Gender and Misinformation in Global Contexts

Yvonne Eadon1, Marie Hermanova2, Omneya M Ibrahim3, Edith Hollander3, Suay Melisa Özkula4, Terrin Rosen5

1Center for Information, Technology, and Public Life (CITAP), University of North Carolina at Chapel Hill, United States of America; 2Institute of Sociology, Czech Academy of Sciences, Czech Republic; 3The University of Texas at Austin; 4Università degli Studi di Trento; 5Independent Researcher

Digital platforms are increasingly conflicted spaces, where women, LGBTQ+ people, and members of various minorities are disproportionately targeted by hate actors. As a result, their everyday experiences of being and communicating on (overwhelmingly male-coded) platforms differ from those of (cisgender, white) men. Gender as an analytical category thus plays a significant role in understanding the dynamics of online misinformation, disinformation, and conspiracy theories. Though some research has been done, there is a dearth of scholarship on gender as it relates to mis- and disinformation. Gender has been explored as a content category in misinformation narratives and campaigns, such as the notion of “gender ideology” in Russian propaganda in Europe (Sata 2021, Graff and Korolczuk 2021), and in conservative law and policymaking in the United States (Tripodi, 2022, 38). Attention has also been paid to the ways in which the production and reception of misinformation are gendered, for example how female influencers produce misinformation that targets their female audiences (Baker 2022) or how different types of narratives are perceived differently by men and women (Almenar et al 2021). This panel invites further research into gender and misinformation, broadly conceived, exploring what gendered misinformation and disinformation that targets cisgender women and gender minorities looks like in practice, in a variety of global contexts.

The papers included in this panel explore misinformation through the lens of gender in a variety of ways, including by introducing novel feminist methodological approaches; offering definitions of what “gendered misinformation,” might refer to, and how it functions distinctly; investigating the rhetorical and epistemic aspects of platformized neoliberal, white, and conservative feminisms; and asking what feminized mis- and disinformation looks like in practice. By covering examples from different geographical contexts (the United States, Central Europe, and the Middle East) and a wide range of topics (the anti-abortion movement, misogynistic deepfakes, gendered health misinformation, and feminized, fandom-adjacent conspiracy theories), this panel aspires to open a debate about defining gendered mis- and disinformation as an interdisciplinary research field.

* * * *

# Set of tasks:
A: According to the panel description, which geographical contexts do the panel's examples come from?
B: Rewrite the panel description from "The papers included" up to and including "interdisciplinary research field.", putting "doctored videos" in place of "deepfakes".
The rows after this have no connection to the panel description.

# Material:
* * * *

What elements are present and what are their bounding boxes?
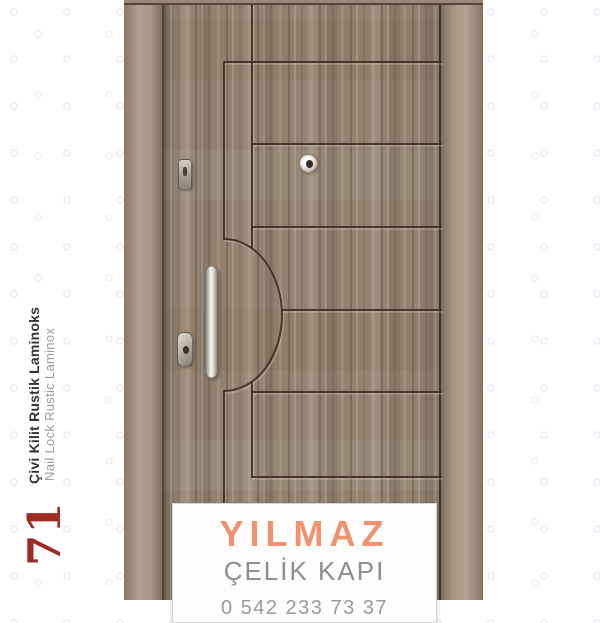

* * * *

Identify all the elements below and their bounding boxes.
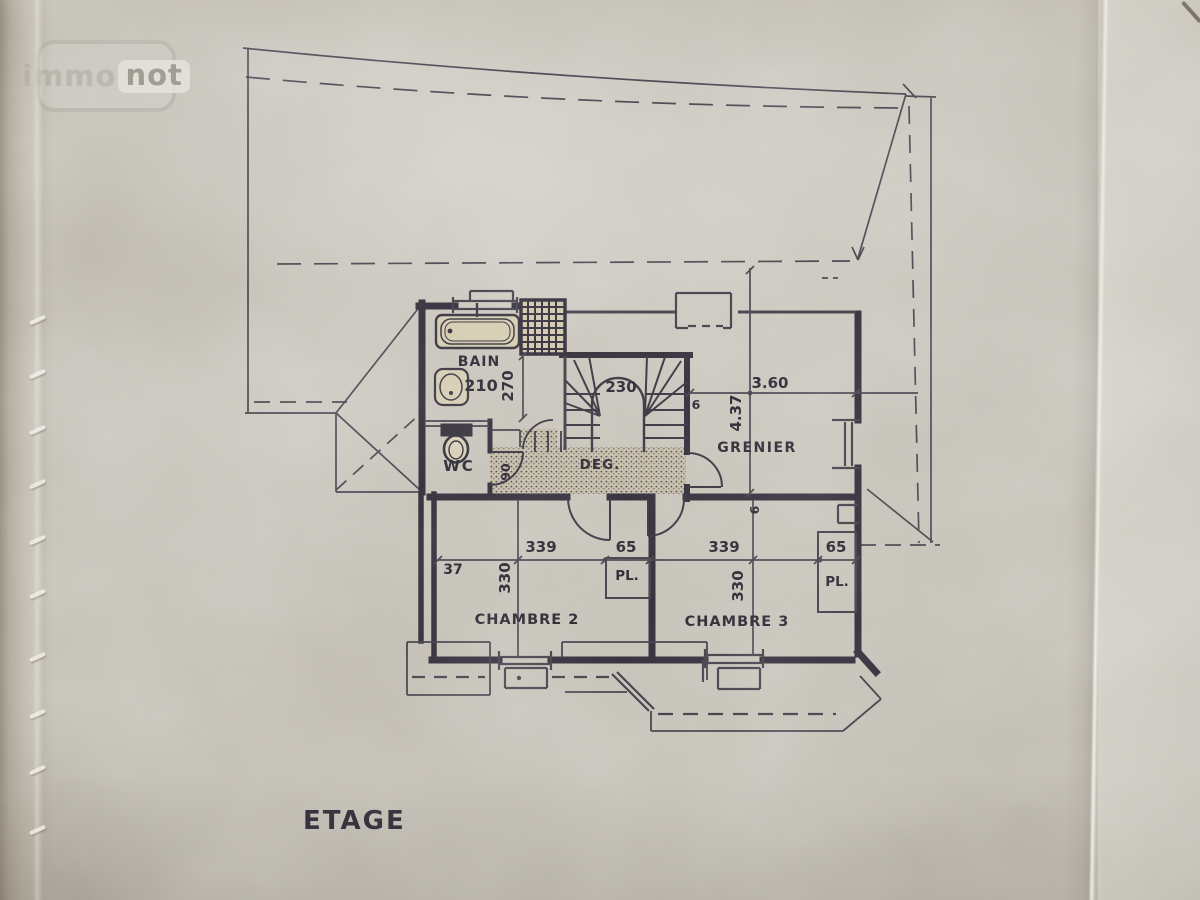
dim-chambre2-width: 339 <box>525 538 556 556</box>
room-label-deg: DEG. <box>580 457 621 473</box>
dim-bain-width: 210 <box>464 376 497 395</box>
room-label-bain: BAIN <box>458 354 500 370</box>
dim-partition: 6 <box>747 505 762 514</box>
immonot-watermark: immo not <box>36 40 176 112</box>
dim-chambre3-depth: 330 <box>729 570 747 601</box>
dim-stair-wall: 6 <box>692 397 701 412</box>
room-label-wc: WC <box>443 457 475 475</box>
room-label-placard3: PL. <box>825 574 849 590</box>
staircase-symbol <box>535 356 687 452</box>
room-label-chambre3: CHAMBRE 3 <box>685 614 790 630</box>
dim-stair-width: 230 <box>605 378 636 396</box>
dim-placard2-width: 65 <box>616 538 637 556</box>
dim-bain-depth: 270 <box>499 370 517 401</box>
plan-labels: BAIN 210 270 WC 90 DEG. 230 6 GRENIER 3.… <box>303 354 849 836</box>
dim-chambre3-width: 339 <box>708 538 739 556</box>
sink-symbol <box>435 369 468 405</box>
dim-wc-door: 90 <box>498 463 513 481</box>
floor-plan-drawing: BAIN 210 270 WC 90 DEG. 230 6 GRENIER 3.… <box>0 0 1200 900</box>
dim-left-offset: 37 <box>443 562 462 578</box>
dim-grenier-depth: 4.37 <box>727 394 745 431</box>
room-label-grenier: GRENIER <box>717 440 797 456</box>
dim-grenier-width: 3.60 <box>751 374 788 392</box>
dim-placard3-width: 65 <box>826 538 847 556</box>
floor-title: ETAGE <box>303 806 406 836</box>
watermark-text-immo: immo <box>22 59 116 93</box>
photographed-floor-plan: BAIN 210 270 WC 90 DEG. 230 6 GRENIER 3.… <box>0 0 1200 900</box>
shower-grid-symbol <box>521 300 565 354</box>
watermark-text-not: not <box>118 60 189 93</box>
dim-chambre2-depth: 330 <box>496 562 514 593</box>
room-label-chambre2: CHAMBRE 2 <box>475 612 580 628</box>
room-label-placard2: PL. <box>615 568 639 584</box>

* * * *

# Answers to each task:
A: The United States, Central Europe, and the Middle East.

B:
The papers included in this panel explore misinformation through the lens of gender in a variety of ways, including by introducing novel feminist methodological approaches; offering definitions of what “gendered misinformation,” might refer to, and how it functions distinctly; investigating the rhetorical and epistemic aspects of platformized neoliberal, white, and conservative feminisms; and asking what feminized mis- and disinformation looks like in practice. By covering examples from different geographical contexts (the United States, Central Europe, and the Middle East) and a wide range of topics (the anti-abortion movement, misogynistic doctored videos, gendered health misinformation, and feminized, fandom-adjacent conspiracy theories), this panel aspires to open a debate about defining gendered mis- and disinformation as an interdisciplinary research field.